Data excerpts
— START —

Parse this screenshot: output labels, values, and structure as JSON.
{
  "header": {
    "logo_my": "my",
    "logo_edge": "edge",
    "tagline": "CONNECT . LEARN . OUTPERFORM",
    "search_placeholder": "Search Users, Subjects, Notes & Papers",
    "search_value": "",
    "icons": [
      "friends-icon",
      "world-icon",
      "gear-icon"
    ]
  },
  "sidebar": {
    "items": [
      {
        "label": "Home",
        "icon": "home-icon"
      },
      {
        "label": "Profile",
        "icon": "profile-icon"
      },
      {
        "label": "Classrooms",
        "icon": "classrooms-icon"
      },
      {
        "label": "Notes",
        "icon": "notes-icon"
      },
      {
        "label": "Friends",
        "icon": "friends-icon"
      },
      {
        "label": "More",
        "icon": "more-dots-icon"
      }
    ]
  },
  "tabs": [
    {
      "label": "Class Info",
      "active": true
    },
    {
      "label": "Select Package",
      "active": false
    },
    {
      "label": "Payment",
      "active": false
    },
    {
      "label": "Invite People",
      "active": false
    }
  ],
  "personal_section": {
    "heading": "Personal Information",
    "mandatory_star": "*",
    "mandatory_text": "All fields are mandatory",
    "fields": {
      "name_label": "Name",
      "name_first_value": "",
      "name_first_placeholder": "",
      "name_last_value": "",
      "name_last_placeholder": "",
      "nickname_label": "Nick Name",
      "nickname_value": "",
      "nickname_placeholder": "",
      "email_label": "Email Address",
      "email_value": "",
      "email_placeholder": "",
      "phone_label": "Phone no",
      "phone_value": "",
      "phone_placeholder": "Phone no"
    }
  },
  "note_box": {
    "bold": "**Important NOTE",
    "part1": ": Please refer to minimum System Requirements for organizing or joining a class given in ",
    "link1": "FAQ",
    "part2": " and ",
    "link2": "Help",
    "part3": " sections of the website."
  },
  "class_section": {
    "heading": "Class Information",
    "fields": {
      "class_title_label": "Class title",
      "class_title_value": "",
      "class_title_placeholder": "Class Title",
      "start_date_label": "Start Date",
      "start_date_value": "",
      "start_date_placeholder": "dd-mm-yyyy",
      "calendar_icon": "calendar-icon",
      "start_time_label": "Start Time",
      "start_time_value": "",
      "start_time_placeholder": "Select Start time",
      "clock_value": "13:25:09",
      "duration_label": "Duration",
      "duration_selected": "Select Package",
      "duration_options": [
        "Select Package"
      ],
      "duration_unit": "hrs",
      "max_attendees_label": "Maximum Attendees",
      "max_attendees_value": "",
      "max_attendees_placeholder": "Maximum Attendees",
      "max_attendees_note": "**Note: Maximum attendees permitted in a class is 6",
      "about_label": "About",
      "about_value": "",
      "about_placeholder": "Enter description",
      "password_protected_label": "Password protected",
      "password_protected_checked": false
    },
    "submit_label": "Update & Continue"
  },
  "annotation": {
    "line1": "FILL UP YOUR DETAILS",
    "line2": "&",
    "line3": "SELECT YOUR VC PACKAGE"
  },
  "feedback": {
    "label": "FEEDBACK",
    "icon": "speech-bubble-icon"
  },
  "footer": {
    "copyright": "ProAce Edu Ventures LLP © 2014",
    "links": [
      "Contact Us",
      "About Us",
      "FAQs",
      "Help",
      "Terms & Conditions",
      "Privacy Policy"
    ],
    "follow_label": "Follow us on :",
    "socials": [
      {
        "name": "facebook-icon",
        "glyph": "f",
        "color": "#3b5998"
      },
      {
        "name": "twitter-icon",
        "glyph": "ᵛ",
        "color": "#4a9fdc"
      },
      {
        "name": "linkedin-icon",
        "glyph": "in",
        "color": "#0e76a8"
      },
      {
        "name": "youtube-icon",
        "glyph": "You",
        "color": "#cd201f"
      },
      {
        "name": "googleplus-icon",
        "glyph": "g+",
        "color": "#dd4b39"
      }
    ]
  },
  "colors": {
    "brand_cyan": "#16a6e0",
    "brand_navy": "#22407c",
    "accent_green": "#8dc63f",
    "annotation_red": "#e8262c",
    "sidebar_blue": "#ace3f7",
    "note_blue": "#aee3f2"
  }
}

— END —
— START —

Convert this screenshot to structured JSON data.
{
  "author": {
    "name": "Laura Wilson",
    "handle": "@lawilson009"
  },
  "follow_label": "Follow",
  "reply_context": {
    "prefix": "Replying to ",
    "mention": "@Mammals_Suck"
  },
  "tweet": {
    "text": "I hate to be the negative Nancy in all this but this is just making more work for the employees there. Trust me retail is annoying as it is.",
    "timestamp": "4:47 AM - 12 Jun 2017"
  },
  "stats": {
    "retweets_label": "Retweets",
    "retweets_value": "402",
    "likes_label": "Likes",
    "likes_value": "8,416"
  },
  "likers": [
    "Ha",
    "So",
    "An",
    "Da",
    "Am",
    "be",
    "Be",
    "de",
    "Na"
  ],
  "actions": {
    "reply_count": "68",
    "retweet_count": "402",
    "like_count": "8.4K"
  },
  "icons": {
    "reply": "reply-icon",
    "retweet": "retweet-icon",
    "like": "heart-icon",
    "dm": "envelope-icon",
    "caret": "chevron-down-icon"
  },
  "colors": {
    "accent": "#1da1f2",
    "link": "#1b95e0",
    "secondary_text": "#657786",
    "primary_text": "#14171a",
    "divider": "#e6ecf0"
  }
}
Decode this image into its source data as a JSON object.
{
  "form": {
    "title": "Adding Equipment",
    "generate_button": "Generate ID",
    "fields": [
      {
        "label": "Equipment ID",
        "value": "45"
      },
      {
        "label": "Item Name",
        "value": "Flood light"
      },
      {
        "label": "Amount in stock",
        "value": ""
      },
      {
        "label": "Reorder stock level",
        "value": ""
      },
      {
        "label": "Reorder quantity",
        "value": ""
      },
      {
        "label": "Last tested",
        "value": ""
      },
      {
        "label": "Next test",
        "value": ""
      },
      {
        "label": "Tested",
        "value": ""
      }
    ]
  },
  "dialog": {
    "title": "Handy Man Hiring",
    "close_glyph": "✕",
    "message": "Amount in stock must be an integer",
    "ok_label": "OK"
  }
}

— END —
— START —

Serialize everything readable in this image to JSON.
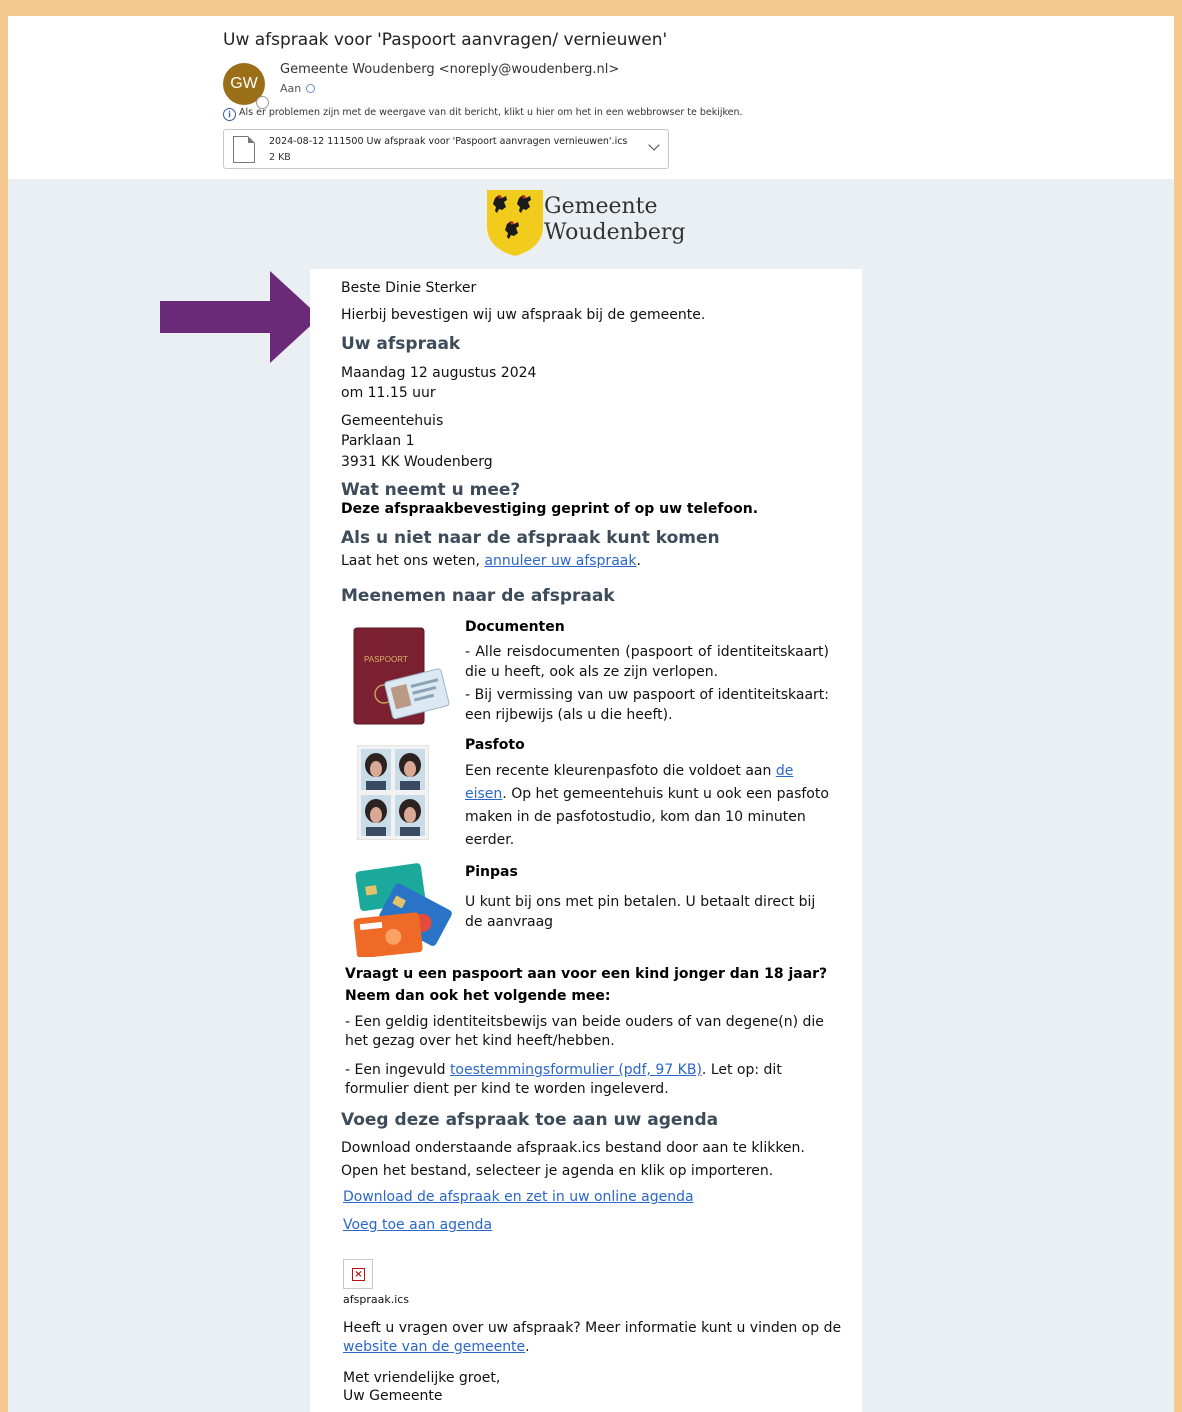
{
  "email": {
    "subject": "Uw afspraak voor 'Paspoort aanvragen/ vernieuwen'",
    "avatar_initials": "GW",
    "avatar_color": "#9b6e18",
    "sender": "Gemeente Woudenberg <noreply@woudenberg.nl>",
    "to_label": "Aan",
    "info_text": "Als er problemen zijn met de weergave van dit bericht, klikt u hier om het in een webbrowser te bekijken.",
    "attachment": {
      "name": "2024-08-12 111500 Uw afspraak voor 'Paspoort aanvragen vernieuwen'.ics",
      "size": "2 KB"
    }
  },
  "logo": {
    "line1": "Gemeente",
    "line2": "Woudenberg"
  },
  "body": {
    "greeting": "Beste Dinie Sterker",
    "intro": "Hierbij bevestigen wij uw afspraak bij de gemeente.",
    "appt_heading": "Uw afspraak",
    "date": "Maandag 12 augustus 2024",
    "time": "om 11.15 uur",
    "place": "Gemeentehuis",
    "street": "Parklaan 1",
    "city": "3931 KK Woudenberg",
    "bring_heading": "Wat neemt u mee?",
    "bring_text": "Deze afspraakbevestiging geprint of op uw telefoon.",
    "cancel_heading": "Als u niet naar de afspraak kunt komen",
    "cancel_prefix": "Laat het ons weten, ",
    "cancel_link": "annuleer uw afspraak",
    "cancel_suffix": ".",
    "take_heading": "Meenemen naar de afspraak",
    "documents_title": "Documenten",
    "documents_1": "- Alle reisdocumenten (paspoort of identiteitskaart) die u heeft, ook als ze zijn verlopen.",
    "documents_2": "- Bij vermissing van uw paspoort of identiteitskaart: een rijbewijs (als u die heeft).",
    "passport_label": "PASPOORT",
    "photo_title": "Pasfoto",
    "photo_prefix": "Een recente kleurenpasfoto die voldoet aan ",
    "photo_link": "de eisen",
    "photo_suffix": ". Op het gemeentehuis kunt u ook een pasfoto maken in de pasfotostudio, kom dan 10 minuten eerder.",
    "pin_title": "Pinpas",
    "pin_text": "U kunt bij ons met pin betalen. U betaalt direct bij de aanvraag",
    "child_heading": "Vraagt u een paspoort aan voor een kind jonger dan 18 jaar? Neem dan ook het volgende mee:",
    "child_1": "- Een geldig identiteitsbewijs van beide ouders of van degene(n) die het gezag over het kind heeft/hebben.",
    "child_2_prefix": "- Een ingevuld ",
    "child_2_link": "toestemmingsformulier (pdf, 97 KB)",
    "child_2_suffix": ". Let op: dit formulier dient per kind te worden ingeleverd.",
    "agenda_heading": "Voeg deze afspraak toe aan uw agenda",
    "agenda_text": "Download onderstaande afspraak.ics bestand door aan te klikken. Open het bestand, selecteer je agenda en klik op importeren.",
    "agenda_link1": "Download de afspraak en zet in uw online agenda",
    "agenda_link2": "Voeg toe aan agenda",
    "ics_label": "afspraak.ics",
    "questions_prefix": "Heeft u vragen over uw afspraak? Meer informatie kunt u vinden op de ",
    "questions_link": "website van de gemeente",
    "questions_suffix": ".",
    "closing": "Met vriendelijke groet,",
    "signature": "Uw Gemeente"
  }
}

— END —

# Prompt
What is the number of lines in the listing above that contain the string "this"? Give only the number.

# The answer
5